-- START DATA --

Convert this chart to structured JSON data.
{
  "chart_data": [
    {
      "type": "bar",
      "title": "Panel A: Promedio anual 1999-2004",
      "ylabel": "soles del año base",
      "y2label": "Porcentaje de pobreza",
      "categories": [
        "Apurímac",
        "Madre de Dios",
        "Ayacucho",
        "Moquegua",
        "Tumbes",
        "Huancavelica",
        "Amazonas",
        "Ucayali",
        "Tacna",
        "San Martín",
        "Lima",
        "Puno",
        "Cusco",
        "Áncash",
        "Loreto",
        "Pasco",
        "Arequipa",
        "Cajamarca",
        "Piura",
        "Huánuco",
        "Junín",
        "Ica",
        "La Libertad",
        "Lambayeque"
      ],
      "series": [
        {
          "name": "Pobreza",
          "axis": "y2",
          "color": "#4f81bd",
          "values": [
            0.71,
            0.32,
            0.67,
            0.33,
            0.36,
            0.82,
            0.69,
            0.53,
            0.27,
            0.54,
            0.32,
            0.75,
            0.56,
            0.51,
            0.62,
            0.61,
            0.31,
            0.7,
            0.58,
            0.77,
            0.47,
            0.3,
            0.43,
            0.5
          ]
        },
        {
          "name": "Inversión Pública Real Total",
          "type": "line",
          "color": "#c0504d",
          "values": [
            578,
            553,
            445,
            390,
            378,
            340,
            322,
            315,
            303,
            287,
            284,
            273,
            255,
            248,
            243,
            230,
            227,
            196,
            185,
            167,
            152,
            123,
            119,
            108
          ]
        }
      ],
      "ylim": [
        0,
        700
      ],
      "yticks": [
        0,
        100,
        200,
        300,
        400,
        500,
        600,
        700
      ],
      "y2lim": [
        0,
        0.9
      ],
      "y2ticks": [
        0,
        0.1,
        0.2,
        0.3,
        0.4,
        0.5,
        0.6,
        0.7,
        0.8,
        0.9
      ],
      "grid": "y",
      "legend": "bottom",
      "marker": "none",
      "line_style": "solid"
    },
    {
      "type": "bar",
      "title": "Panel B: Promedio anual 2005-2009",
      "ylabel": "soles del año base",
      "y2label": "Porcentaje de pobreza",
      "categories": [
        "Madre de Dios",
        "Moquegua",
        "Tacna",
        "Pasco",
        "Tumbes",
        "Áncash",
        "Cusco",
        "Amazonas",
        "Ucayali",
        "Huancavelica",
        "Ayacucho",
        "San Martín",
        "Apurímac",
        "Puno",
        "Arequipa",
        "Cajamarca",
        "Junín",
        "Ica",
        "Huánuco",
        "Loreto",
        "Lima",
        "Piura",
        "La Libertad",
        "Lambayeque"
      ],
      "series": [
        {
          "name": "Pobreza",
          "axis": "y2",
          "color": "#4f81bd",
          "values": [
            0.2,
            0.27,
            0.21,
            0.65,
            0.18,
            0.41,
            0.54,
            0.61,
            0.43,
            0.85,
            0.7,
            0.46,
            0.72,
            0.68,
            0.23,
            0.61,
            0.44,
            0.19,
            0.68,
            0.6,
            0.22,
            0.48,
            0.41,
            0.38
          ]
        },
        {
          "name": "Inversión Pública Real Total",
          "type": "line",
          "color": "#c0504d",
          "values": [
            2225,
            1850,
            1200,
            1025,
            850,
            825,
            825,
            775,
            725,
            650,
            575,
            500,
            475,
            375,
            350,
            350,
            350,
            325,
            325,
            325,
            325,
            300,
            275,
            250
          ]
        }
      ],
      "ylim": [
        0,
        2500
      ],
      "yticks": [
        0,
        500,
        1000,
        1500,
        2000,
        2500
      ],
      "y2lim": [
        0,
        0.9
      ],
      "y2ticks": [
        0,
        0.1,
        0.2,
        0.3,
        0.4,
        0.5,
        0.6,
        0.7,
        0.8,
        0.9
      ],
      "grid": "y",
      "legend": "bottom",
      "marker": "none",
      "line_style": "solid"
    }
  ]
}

-- END DATA --

> _EXERCISE BRIEF_:
Output each record precisely as given.

> _SOLUTION TO THIS TASK_:
Convert this chart to structured JSON data.
{
  "chart_data": [
    {
      "type": "bar",
      "title": "Panel A: Promedio anual 1999-2004",
      "ylabel": "soles del año base",
      "y2label": "Porcentaje de pobreza",
      "categories": [
        "Apurímac",
        "Madre de Dios",
        "Ayacucho",
        "Moquegua",
        "Tumbes",
        "Huancavelica",
        "Amazonas",
        "Ucayali",
        "Tacna",
        "San Martín",
        "Lima",
        "Puno",
        "Cusco",
        "Áncash",
        "Loreto",
        "Pasco",
        "Arequipa",
        "Cajamarca",
        "Piura",
        "Huánuco",
        "Junín",
        "Ica",
        "La Libertad",
        "Lambayeque"
      ],
      "series": [
        {
          "name": "Pobreza",
          "axis": "y2",
          "color": "#4f81bd",
          "values": [
            0.71,
            0.32,
            0.67,
            0.33,
            0.36,
            0.82,
            0.69,
            0.53,
            0.27,
            0.54,
            0.32,
            0.75,
            0.56,
            0.51,
            0.62,
            0.61,
            0.31,
            0.7,
            0.58,
            0.77,
            0.47,
            0.3,
            0.43,
            0.5
          ]
        },
        {
          "name": "Inversión Pública Real Total",
          "type": "line",
          "color": "#c0504d",
          "values": [
            578,
            553,
            445,
            390,
            378,
            340,
            322,
            315,
            303,
            287,
            284,
            273,
            255,
            248,
            243,
            230,
            227,
            196,
            185,
            167,
            152,
            123,
            119,
            108
          ]
        }
      ],
      "ylim": [
        0,
        700
      ],
      "yticks": [
        0,
        100,
        200,
        300,
        400,
        500,
        600,
        700
      ],
      "y2lim": [
        0,
        0.9
      ],
      "y2ticks": [
        0,
        0.1,
        0.2,
        0.3,
        0.4,
        0.5,
        0.6,
        0.7,
        0.8,
        0.9
      ],
      "grid": "y",
      "legend": "bottom",
      "marker": "none",
      "line_style": "solid"
    },
    {
      "type": "bar",
      "title": "Panel B: Promedio anual 2005-2009",
      "ylabel": "soles del año base",
      "y2label": "Porcentaje de pobreza",
      "categories": [
        "Madre de Dios",
        "Moquegua",
        "Tacna",
        "Pasco",
        "Tumbes",
        "Áncash",
        "Cusco",
        "Amazonas",
        "Ucayali",
        "Huancavelica",
        "Ayacucho",
        "San Martín",
        "Apurímac",
        "Puno",
        "Arequipa",
        "Cajamarca",
        "Junín",
        "Ica",
        "Huánuco",
        "Loreto",
        "Lima",
        "Piura",
        "La Libertad",
        "Lambayeque"
      ],
      "series": [
        {
          "name": "Pobreza",
          "axis": "y2",
          "color": "#4f81bd",
          "values": [
            0.2,
            0.27,
            0.21,
            0.65,
            0.18,
            0.41,
            0.54,
            0.61,
            0.43,
            0.85,
            0.7,
            0.46,
            0.72,
            0.68,
            0.23,
            0.61,
            0.44,
            0.19,
            0.68,
            0.6,
            0.22,
            0.48,
            0.41,
            0.38
          ]
        },
        {
          "name": "Inversión Pública Real Total",
          "type": "line",
          "color": "#c0504d",
          "values": [
            2225,
            1850,
            1200,
            1025,
            850,
            825,
            825,
            775,
            725,
            650,
            575,
            500,
            475,
            375,
            350,
            350,
            350,
            325,
            325,
            325,
            325,
            300,
            275,
            250
          ]
        }
      ],
      "ylim": [
        0,
        2500
      ],
      "yticks": [
        0,
        500,
        1000,
        1500,
        2000,
        2500
      ],
      "y2lim": [
        0,
        0.9
      ],
      "y2ticks": [
        0,
        0.1,
        0.2,
        0.3,
        0.4,
        0.5,
        0.6,
        0.7,
        0.8,
        0.9
      ],
      "grid": "y",
      "legend": "bottom",
      "marker": "none",
      "line_style": "solid"
    }
  ]
}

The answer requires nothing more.